----- EXTRACT

Signs the ref chain has become a liability
- teams are afraid to change shared models because the blast radius is unclear
- key marts rely on long chains of transformations that few people understand end to end
- “temporary” intermediate models have become permanent architecture
- debugging one bad number means opening twelve files and three mental models
How to score DAG depth and dependency discipline
| Score | What it looks like |
|---|---|
| 1 | lineage is tangled, dependency chains are excessive, and nobody is confident about blast radius |
| 2 | some domains are manageable, but the important paths are already too deep or brittle |
| 3 | the DAG is workable, though several areas need simplification before they become chronic drag |
| 4 | dependency chains are intentional and understandable for critical business models |
| 5 | the DAG is lean, explicit, and supports fast iteration without hidden complexity tax |
6. Materialization and Cost Strategy
This category exposes whether the team is actually operating the project or just accumulating models.
Materialization strategy is not only a performance question. It is also a clarity question.
The team should be able to explain:
- why a model is incremental, view, or table
- where rebuild cost matters
- where freshness expectations justify heavier storage
- which marts are expensive because they are valuable versus expensive because nobody revisited the design
How to score materialization discipline
| Score | What it looks like |
|---|---|
| 1 | materializations feel accidental and cost/performance trade-offs are mostly unknown |
| 2 | a few patterns exist, but many models still use defaults without clear reasoning |
| 3 | the team has basic discipline, though some high-cost or slow models need redesign |
| 4 | materialization choices are mostly intentional and aligned to usage, cost, and freshness needs |
| 5 | cost, performance, and reliability trade-offs are reviewed deliberately as part of project maintenance |
7. CI/CD and Change Management
This category usually separates “dbt repo” from “reliable dbt operating system.”
A healthy project has a sane path from change to production. That usually includes some mix of:
- pull request review
- environment separation
- build or test checks before merge
- a release process the team can explain
- incident handling when a bad change still gets through
The exact tooling can vary. The discipline cannot.

----------
----- RECORDS

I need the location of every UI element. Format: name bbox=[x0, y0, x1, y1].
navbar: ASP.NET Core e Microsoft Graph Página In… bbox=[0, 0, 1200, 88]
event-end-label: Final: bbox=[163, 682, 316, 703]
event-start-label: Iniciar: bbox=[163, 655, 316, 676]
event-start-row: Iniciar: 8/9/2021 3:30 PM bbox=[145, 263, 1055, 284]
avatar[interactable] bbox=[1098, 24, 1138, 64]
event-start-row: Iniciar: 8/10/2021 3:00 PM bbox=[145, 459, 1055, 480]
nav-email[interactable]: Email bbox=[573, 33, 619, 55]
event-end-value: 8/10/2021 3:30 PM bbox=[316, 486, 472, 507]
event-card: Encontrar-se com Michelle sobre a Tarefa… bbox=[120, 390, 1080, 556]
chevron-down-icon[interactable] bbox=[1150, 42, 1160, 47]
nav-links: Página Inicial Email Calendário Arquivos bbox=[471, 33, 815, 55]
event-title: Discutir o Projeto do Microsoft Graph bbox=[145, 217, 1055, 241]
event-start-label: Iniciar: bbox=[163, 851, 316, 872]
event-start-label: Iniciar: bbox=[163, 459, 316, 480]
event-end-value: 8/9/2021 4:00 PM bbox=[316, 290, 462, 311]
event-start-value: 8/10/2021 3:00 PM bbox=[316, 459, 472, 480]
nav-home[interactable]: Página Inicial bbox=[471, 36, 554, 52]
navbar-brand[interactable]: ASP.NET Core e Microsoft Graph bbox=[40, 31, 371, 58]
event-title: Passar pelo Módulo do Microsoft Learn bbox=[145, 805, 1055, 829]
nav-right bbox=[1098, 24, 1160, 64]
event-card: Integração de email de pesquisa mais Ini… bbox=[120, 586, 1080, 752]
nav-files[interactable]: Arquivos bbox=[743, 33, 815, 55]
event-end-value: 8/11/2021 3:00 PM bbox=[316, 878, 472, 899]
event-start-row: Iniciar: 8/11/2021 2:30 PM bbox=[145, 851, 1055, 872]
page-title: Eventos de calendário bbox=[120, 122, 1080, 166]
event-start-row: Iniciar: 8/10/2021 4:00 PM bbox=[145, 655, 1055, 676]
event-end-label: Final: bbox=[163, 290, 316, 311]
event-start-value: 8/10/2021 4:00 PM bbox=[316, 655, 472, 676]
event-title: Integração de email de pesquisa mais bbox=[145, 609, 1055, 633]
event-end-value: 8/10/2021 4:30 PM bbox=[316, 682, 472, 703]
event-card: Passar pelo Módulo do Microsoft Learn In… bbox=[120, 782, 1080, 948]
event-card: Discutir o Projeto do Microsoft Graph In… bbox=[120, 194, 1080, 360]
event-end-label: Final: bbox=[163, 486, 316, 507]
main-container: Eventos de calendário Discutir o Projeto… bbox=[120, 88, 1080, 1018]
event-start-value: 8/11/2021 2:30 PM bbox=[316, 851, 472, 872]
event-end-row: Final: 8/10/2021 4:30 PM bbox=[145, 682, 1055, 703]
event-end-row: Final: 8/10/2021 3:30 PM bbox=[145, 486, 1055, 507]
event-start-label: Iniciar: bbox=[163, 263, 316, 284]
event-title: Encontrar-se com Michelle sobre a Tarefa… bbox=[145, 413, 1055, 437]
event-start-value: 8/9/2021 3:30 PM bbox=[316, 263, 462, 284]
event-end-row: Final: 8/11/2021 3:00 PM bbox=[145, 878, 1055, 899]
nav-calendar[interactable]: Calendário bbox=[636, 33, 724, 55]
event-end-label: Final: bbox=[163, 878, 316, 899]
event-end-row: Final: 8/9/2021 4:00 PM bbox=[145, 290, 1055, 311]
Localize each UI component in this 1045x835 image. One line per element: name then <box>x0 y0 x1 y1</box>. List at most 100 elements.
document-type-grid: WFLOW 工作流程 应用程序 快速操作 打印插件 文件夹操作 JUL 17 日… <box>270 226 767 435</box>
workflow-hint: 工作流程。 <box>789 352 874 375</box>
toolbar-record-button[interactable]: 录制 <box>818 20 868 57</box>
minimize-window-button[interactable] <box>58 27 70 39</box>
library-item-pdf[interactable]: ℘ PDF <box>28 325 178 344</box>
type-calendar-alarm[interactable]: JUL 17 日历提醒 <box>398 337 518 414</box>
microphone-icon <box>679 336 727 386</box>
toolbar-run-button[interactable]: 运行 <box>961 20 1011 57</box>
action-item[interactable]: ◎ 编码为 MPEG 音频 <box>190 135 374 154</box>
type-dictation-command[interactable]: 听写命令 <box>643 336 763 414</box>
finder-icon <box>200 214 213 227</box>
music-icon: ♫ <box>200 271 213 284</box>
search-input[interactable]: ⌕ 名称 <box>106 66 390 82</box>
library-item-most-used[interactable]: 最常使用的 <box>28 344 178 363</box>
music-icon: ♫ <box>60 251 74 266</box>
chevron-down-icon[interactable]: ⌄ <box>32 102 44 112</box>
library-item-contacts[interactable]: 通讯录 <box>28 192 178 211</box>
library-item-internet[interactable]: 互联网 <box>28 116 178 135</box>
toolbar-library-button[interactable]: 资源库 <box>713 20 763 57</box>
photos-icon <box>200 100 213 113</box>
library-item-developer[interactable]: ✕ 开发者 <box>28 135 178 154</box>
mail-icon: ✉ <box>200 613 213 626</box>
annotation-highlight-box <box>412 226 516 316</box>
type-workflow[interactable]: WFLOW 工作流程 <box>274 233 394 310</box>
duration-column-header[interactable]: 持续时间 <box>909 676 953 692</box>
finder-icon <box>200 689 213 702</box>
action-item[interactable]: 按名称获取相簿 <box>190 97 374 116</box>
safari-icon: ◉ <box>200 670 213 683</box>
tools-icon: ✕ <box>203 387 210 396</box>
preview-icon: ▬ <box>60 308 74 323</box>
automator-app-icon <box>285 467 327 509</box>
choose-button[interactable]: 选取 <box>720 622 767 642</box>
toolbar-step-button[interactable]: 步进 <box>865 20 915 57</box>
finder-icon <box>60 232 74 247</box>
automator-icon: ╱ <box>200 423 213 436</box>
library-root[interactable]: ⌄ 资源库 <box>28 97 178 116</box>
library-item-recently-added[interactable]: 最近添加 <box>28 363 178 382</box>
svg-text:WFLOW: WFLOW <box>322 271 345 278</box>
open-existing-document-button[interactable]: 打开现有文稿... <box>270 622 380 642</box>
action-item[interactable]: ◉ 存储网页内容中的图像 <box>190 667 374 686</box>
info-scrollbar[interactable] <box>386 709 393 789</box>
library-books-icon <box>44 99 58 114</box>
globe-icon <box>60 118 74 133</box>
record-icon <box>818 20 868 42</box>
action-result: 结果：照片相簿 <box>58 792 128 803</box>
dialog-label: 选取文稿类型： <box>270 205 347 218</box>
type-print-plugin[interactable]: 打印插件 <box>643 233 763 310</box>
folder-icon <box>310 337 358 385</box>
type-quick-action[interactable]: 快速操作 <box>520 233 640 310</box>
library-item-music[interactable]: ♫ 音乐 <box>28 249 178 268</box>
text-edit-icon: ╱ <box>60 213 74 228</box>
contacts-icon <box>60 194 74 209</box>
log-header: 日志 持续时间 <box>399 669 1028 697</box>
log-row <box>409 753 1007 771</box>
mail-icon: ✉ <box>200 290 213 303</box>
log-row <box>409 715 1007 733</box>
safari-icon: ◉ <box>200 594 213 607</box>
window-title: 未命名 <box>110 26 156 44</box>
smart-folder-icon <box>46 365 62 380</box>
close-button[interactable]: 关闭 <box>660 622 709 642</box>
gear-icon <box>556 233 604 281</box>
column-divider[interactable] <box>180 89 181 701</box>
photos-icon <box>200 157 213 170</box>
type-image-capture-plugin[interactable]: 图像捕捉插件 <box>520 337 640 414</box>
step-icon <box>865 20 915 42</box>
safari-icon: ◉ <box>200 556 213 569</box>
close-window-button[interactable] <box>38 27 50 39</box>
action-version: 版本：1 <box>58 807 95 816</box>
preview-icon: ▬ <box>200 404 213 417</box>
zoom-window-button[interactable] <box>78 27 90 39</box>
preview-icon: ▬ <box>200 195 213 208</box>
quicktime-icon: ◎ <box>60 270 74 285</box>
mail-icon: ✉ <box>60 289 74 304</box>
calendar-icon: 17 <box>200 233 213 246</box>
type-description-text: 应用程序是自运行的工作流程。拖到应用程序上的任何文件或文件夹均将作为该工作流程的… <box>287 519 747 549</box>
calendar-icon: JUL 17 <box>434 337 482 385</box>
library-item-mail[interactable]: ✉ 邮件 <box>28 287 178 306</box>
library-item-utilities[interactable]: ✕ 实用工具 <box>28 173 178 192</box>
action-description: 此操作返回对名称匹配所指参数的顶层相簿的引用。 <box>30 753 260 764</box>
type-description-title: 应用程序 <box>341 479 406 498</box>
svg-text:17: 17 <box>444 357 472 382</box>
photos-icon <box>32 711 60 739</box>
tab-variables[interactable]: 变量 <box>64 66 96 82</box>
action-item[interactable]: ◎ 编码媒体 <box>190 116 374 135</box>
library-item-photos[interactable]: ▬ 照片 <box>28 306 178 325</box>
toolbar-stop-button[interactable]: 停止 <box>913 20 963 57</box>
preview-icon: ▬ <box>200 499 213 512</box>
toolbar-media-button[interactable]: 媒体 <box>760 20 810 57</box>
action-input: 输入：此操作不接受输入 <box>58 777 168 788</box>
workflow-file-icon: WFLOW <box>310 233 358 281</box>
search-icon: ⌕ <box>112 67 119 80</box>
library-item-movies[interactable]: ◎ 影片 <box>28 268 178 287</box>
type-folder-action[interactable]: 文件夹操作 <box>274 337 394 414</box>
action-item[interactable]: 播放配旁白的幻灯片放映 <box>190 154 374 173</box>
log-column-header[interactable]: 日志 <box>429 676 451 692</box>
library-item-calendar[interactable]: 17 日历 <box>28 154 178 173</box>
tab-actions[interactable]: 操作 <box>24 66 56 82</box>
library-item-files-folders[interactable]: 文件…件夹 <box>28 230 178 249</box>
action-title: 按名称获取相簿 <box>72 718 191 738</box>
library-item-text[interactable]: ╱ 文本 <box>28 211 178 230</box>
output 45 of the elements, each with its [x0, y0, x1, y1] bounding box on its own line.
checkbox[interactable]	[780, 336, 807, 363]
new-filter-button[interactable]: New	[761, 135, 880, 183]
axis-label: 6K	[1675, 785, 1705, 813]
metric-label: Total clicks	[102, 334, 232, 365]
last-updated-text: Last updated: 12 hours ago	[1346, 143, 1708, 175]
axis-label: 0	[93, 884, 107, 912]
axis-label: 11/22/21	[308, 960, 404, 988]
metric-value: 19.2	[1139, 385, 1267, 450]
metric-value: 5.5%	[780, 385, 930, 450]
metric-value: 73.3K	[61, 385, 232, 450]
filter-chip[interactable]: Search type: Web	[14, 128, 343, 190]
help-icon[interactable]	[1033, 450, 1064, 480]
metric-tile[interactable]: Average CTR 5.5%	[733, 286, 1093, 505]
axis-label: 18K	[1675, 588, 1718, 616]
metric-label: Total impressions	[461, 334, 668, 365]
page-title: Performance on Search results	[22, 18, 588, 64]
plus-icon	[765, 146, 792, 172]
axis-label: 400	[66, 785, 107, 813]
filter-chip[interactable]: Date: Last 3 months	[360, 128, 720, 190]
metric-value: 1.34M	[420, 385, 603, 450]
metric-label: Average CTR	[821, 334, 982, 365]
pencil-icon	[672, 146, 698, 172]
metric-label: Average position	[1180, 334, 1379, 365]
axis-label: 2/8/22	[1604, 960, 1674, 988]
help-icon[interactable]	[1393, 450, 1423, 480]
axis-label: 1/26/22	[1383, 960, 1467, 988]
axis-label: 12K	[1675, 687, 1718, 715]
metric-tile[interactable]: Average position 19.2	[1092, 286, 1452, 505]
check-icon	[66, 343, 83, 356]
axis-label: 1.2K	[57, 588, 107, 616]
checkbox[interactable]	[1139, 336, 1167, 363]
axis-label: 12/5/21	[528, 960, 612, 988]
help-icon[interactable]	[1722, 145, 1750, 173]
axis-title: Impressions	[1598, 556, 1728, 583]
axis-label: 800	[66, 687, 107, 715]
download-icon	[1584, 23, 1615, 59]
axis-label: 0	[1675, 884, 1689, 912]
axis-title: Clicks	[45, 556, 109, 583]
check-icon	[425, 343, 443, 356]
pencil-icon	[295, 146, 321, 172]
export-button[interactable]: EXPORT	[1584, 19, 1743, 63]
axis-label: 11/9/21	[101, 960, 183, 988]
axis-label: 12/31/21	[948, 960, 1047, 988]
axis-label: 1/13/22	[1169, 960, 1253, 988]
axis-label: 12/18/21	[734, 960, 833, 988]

----------

WHAT YOU NEED TO DO:
1. Based on the text on dbt project scoring above, does each statement agree with it? Answer yes or no for each and quote the words that decide it.
(a) A DAG depth score of 5 describes a lean, explicit DAG.
(b) Materialization strategy is presented as purely a performance question.
(c) CI/CD tooling must be identical across healthy projects.
2. Render this sentence from the text on dbt project scoring in Spanish: "A healthy project has a sane path from change to production."
3. From the text on dbt project scoring, print the stretch from "A healthy project" through "The discipline cannot.".

YOUR RESPONSES:
1.
(a) Yes: "the DAG is lean, explicit, and supports fast iteration without hidden complexity tax"
(b) No: "Materialization strategy is not only a performance question. It is also a clarity question."
(c) No: "The exact tooling can vary."

2. Un proyecto saludable tiene un camino sensato desde el cambio hasta la producción.

3.
A healthy project has a sane path from change to production. That usually includes some mix of:
- pull request review
- environment separation
- build or test checks before merge
- a release process the team can explain
- incident handling when a bad change still gets through
The exact tooling can vary. The discipline cannot.